### What is expected
Print all of the data exactly as written.

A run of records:
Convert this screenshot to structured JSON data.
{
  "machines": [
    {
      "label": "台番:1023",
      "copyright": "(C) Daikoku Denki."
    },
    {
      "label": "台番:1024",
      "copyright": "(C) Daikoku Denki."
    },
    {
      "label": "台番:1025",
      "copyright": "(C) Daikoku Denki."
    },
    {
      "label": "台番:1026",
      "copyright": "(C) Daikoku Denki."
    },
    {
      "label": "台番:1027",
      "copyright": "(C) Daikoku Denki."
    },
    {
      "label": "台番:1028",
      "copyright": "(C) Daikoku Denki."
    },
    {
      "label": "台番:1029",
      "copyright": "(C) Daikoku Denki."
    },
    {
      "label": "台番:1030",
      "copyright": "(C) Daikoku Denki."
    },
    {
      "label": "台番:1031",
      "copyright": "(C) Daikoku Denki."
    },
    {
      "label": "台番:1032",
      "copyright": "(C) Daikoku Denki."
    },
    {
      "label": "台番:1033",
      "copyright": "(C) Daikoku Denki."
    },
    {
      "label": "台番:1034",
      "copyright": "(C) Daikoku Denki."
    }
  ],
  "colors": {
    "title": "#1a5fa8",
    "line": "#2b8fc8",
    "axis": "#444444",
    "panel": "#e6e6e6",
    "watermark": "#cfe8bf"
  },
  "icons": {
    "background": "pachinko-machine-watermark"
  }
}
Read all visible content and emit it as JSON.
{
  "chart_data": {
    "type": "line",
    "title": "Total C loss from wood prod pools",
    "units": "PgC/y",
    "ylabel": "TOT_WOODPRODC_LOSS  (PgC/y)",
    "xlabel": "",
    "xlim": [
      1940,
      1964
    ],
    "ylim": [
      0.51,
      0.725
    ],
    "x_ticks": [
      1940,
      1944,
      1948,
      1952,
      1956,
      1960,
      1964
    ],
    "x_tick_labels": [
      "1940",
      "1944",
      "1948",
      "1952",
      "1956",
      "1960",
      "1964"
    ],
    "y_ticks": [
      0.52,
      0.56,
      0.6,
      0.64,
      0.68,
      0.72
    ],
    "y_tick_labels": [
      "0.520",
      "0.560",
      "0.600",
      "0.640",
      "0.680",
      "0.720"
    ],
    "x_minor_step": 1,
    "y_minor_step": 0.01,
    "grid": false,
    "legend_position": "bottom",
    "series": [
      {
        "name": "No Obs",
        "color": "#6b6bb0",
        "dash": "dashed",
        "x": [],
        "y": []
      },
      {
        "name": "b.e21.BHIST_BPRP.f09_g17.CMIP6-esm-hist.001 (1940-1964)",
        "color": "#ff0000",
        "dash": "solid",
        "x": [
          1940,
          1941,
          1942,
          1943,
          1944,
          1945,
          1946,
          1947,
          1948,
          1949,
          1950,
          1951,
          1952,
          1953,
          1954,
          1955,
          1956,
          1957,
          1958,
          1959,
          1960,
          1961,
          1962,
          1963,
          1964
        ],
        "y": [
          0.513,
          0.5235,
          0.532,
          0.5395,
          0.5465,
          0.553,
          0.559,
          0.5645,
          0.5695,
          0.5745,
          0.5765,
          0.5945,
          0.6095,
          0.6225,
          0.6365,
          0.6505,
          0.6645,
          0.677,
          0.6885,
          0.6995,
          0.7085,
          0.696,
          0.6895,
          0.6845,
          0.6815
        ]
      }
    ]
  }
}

### Exercise response
Convert this screenshot to structured JSON data.
{
  "machines": [
    {
      "label": "台番:1023",
      "copyright": "(C) Daikoku Denki."
    },
    {
      "label": "台番:1024",
      "copyright": "(C) Daikoku Denki."
    },
    {
      "label": "台番:1025",
      "copyright": "(C) Daikoku Denki."
    },
    {
      "label": "台番:1026",
      "copyright": "(C) Daikoku Denki."
    },
    {
      "label": "台番:1027",
      "copyright": "(C) Daikoku Denki."
    },
    {
      "label": "台番:1028",
      "copyright": "(C) Daikoku Denki."
    },
    {
      "label": "台番:1029",
      "copyright": "(C) Daikoku Denki."
    },
    {
      "label": "台番:1030",
      "copyright": "(C) Daikoku Denki."
    },
    {
      "label": "台番:1031",
      "copyright": "(C) Daikoku Denki."
    },
    {
      "label": "台番:1032",
      "copyright": "(C) Daikoku Denki."
    },
    {
      "label": "台番:1033",
      "copyright": "(C) Daikoku Denki."
    },
    {
      "label": "台番:1034",
      "copyright": "(C) Daikoku Denki."
    }
  ],
  "colors": {
    "title": "#1a5fa8",
    "line": "#2b8fc8",
    "axis": "#444444",
    "panel": "#e6e6e6",
    "watermark": "#cfe8bf"
  },
  "icons": {
    "background": "pachinko-machine-watermark"
  }
}
Read all visible content and emit it as JSON.
{
  "chart_data": {
    "type": "line",
    "title": "Total C loss from wood prod pools",
    "units": "PgC/y",
    "ylabel": "TOT_WOODPRODC_LOSS  (PgC/y)",
    "xlabel": "",
    "xlim": [
      1940,
      1964
    ],
    "ylim": [
      0.51,
      0.725
    ],
    "x_ticks": [
      1940,
      1944,
      1948,
      1952,
      1956,
      1960,
      1964
    ],
    "x_tick_labels": [
      "1940",
      "1944",
      "1948",
      "1952",
      "1956",
      "1960",
      "1964"
    ],
    "y_ticks": [
      0.52,
      0.56,
      0.6,
      0.64,
      0.68,
      0.72
    ],
    "y_tick_labels": [
      "0.520",
      "0.560",
      "0.600",
      "0.640",
      "0.680",
      "0.720"
    ],
    "x_minor_step": 1,
    "y_minor_step": 0.01,
    "grid": false,
    "legend_position": "bottom",
    "series": [
      {
        "name": "No Obs",
        "color": "#6b6bb0",
        "dash": "dashed",
        "x": [],
        "y": []
      },
      {
        "name": "b.e21.BHIST_BPRP.f09_g17.CMIP6-esm-hist.001 (1940-1964)",
        "color": "#ff0000",
        "dash": "solid",
        "x": [
          1940,
          1941,
          1942,
          1943,
          1944,
          1945,
          1946,
          1947,
          1948,
          1949,
          1950,
          1951,
          1952,
          1953,
          1954,
          1955,
          1956,
          1957,
          1958,
          1959,
          1960,
          1961,
          1962,
          1963,
          1964
        ],
        "y": [
          0.513,
          0.5235,
          0.532,
          0.5395,
          0.5465,
          0.553,
          0.559,
          0.5645,
          0.5695,
          0.5745,
          0.5765,
          0.5945,
          0.6095,
          0.6225,
          0.6365,
          0.6505,
          0.6645,
          0.677,
          0.6885,
          0.6995,
          0.7085,
          0.696,
          0.6895,
          0.6845,
          0.6815
        ]
      }
    ]
  }
}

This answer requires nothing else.